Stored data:
## begin
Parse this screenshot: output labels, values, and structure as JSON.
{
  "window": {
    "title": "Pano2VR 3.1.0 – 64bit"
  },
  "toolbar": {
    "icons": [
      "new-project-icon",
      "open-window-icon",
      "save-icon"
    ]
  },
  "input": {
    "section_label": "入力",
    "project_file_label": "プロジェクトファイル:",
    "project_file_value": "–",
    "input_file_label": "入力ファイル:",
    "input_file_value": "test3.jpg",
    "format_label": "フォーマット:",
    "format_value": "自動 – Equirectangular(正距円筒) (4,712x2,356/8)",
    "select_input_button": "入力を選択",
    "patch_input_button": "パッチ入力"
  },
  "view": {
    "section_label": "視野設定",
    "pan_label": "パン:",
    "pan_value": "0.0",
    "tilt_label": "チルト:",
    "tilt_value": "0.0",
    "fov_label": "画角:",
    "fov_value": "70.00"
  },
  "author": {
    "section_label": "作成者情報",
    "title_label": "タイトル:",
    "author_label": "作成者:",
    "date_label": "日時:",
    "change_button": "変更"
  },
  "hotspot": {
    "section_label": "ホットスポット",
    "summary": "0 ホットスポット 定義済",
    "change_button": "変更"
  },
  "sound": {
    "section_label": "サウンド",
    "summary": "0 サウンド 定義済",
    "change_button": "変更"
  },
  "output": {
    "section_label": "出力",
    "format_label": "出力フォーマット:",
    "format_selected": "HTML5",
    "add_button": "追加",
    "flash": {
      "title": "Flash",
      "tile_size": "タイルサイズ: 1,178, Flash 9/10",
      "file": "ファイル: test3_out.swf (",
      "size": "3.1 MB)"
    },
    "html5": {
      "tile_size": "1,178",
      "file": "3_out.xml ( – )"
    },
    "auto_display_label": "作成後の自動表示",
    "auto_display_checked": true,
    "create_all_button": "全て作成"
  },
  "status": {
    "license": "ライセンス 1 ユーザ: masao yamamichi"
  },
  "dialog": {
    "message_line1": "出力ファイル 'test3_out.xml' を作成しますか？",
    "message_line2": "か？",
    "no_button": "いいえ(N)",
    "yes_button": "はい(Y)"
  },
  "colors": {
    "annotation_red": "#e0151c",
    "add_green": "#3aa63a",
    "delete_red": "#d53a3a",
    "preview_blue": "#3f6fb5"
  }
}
## end
Task brief: Count each line with "ホットスポット" in it and report that figure by itself.

Exercise answer: 2